(begin)

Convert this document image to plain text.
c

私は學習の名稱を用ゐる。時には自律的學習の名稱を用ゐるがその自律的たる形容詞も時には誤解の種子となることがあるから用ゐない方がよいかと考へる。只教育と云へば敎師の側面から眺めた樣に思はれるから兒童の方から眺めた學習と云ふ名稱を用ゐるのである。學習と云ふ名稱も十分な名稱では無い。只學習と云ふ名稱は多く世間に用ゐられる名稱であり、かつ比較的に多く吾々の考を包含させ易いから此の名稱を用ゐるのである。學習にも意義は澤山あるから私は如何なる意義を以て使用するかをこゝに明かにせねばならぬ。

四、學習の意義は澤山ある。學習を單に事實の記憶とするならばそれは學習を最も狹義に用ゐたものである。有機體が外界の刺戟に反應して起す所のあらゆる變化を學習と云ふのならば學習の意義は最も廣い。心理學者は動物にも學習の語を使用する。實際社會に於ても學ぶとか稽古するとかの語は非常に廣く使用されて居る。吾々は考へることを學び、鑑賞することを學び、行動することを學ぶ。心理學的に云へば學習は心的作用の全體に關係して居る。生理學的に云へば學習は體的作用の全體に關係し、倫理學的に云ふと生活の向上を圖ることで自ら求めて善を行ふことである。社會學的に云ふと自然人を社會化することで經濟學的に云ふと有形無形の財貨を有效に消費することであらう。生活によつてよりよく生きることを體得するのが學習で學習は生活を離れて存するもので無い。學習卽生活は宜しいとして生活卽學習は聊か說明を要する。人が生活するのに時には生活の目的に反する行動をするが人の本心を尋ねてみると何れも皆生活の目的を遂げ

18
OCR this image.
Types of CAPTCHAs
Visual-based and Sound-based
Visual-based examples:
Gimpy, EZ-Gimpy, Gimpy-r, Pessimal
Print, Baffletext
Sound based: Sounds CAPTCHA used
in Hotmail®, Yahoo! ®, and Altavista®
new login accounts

(end)

# Directive:
Please set down all the data word for word.

# Output of the exercise:
Convert this document image to plain text.
c

私は學習の名稱を用ゐる。時には自律的學習の名稱を用ゐるがその自律的たる形容詞も時には誤解の種子となることがあるから用ゐない方がよいかと考へる。只教育と云へば敎師の側面から眺めた樣に思はれるから兒童の方から眺めた學習と云ふ名稱を用ゐるのである。學習と云ふ名稱も十分な名稱では無い。只學習と云ふ名稱は多く世間に用ゐられる名稱であり、かつ比較的に多く吾々の考を包含させ易いから此の名稱を用ゐるのである。學習にも意義は澤山あるから私は如何なる意義を以て使用するかをこゝに明かにせねばならぬ。

四、學習の意義は澤山ある。學習を單に事實の記憶とするならばそれは學習を最も狹義に用ゐたものである。有機體が外界の刺戟に反應して起す所のあらゆる變化を學習と云ふのならば學習の意義は最も廣い。心理學者は動物にも學習の語を使用する。實際社會に於ても學ぶとか稽古するとかの語は非常に廣く使用されて居る。吾々は考へることを學び、鑑賞することを學び、行動することを學ぶ。心理學的に云へば學習は心的作用の全體に關係して居る。生理學的に云へば學習は體的作用の全體に關係し、倫理學的に云ふと生活の向上を圖ることで自ら求めて善を行ふことである。社會學的に云ふと自然人を社會化することで經濟學的に云ふと有形無形の財貨を有效に消費することであらう。生活によつてよりよく生きることを體得するのが學習で學習は生活を離れて存するもので無い。學習卽生活は宜しいとして生活卽學習は聊か說明を要する。人が生活するのに時には生活の目的に反する行動をするが人の本心を尋ねてみると何れも皆生活の目的を遂げ

18
OCR this image.
Types of CAPTCHAs
Visual-based and Sound-based
Visual-based examples:
Gimpy, EZ-Gimpy, Gimpy-r, Pessimal
Print, Baffletext
Sound based: Sounds CAPTCHA used
in Hotmail®, Yahoo! ®, and Altavista®
new login accounts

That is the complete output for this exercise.